(Stored entries)
——

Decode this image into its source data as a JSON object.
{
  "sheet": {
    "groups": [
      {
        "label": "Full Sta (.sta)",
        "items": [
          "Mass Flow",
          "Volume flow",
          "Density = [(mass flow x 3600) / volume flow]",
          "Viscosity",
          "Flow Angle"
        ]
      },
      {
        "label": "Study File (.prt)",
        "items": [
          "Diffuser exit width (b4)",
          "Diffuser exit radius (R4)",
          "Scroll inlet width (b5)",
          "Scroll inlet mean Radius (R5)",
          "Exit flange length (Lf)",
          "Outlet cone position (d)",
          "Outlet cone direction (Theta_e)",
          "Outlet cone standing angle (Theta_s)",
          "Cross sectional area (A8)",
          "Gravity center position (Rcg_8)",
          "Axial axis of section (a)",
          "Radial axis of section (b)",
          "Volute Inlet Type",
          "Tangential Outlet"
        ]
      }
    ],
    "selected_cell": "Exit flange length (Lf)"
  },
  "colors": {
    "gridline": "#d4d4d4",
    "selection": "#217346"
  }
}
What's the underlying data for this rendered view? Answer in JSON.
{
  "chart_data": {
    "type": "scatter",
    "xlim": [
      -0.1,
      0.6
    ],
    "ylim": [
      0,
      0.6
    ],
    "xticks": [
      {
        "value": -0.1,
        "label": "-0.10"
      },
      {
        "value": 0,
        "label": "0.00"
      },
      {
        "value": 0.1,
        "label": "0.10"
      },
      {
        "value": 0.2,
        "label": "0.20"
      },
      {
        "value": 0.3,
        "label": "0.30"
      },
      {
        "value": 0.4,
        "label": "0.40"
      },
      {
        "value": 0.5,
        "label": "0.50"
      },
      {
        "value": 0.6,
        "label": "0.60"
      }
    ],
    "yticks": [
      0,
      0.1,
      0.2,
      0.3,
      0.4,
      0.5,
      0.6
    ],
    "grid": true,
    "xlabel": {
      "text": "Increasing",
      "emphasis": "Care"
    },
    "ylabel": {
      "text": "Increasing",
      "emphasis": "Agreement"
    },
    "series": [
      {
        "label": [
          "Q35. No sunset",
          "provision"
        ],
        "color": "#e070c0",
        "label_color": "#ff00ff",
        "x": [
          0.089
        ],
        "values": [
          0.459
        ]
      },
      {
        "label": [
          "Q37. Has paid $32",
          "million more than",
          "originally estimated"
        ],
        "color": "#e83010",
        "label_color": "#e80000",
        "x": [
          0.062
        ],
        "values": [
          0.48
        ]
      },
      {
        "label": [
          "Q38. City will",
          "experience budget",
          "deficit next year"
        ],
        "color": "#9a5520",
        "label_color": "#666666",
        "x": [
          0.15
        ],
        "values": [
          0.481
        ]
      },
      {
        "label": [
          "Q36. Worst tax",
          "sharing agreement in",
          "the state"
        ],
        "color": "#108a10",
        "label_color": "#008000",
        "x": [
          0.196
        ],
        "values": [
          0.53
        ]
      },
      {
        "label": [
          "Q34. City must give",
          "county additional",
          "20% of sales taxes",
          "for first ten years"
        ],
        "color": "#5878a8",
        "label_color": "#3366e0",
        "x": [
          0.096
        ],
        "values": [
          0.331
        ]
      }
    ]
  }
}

——

**TASK TO CARRY OUT**
Look through the entries above and report each line where the string "cone" occurs.

**RESULT FOR THIS EXERCISE**
          "Outlet cone position (d)",
          "Outlet cone direction (Theta_e)",
          "Outlet cone standing angle (Theta_s)",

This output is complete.